## Start

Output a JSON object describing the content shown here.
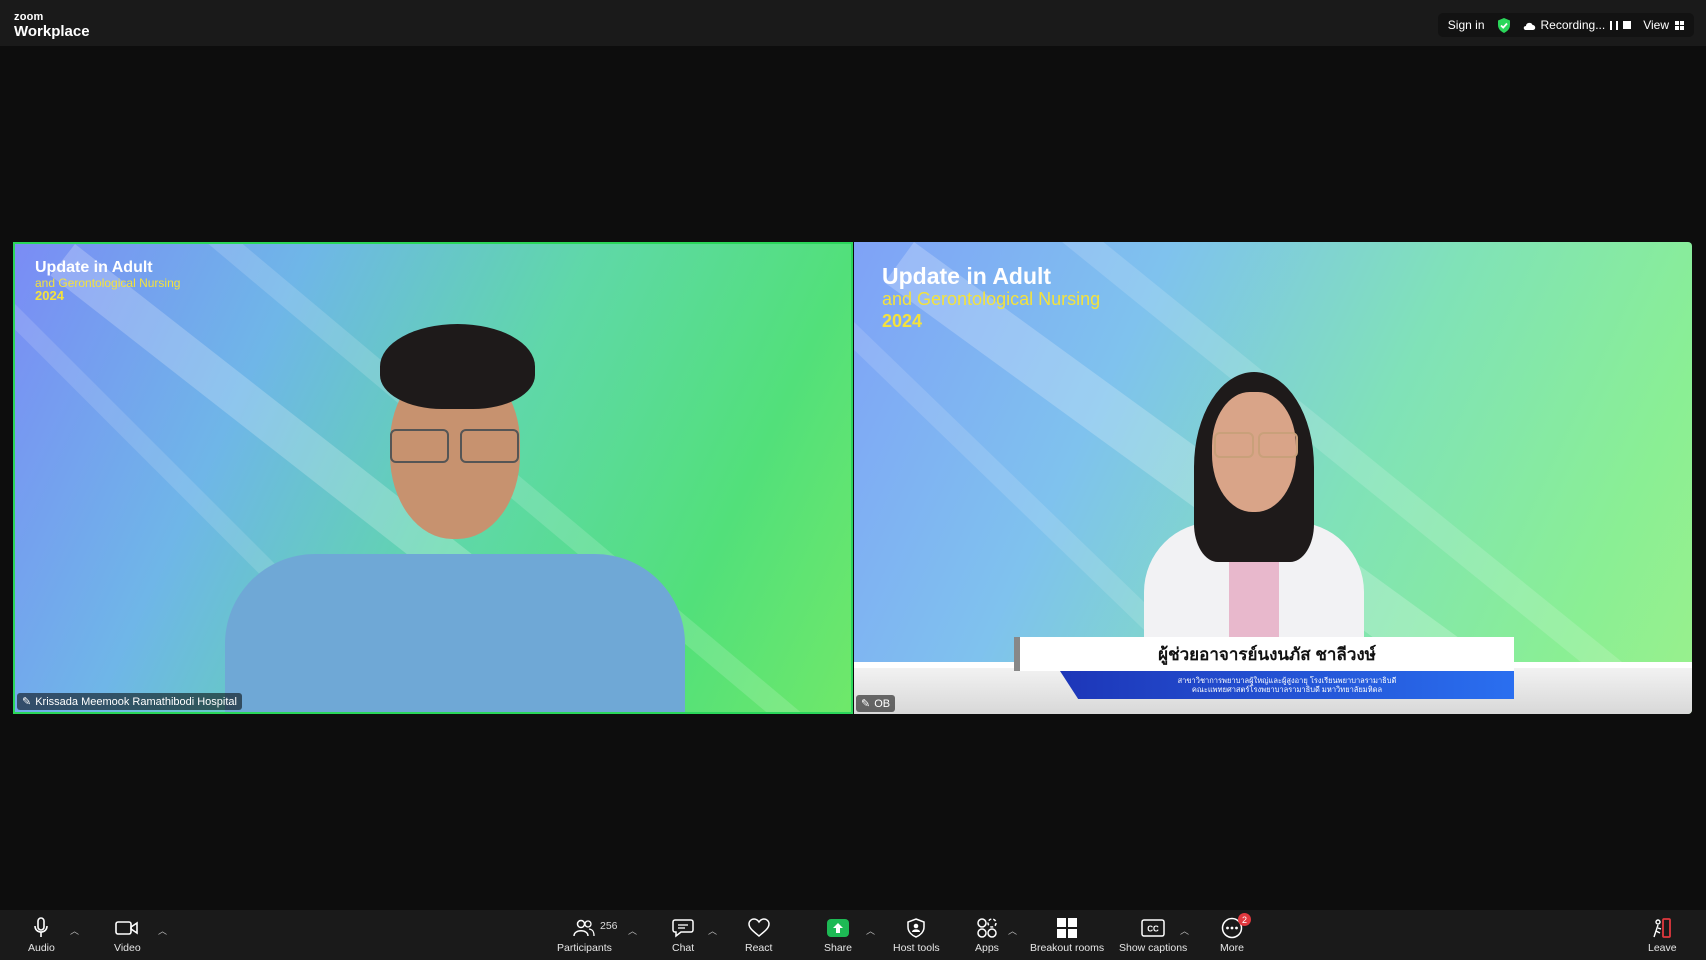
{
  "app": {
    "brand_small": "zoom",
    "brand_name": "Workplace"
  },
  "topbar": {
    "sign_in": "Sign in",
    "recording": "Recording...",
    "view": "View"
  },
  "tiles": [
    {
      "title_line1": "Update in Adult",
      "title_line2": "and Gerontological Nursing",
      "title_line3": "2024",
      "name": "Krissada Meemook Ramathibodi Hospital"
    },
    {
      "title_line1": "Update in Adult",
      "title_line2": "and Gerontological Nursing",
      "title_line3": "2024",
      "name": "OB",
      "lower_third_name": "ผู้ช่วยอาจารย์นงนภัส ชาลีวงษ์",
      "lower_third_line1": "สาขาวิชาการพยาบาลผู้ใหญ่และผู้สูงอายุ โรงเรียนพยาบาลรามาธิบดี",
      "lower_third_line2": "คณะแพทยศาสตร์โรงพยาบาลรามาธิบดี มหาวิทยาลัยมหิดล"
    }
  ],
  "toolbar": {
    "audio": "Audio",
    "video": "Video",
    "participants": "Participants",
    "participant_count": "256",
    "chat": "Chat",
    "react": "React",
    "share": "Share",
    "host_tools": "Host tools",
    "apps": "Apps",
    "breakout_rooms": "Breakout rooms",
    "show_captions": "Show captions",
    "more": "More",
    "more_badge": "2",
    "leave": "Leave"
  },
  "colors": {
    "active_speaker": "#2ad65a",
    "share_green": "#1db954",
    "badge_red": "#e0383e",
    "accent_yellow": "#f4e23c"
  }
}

## End

- WHAT IS BEING ASKED:
Set down every record once more, word for word, without pictures.

- SOLUTION:
Output a JSON object describing the content shown here.
{
  "app": {
    "brand_small": "zoom",
    "brand_name": "Workplace"
  },
  "topbar": {
    "sign_in": "Sign in",
    "recording": "Recording...",
    "view": "View"
  },
  "tiles": [
    {
      "title_line1": "Update in Adult",
      "title_line2": "and Gerontological Nursing",
      "title_line3": "2024",
      "name": "Krissada Meemook Ramathibodi Hospital"
    },
    {
      "title_line1": "Update in Adult",
      "title_line2": "and Gerontological Nursing",
      "title_line3": "2024",
      "name": "OB",
      "lower_third_name": "ผู้ช่วยอาจารย์นงนภัส ชาลีวงษ์",
      "lower_third_line1": "สาขาวิชาการพยาบาลผู้ใหญ่และผู้สูงอายุ โรงเรียนพยาบาลรามาธิบดี",
      "lower_third_line2": "คณะแพทยศาสตร์โรงพยาบาลรามาธิบดี มหาวิทยาลัยมหิดล"
    }
  ],
  "toolbar": {
    "audio": "Audio",
    "video": "Video",
    "participants": "Participants",
    "participant_count": "256",
    "chat": "Chat",
    "react": "React",
    "share": "Share",
    "host_tools": "Host tools",
    "apps": "Apps",
    "breakout_rooms": "Breakout rooms",
    "show_captions": "Show captions",
    "more": "More",
    "more_badge": "2",
    "leave": "Leave"
  },
  "colors": {
    "active_speaker": "#2ad65a",
    "share_green": "#1db954",
    "badge_red": "#e0383e",
    "accent_yellow": "#f4e23c"
  }
}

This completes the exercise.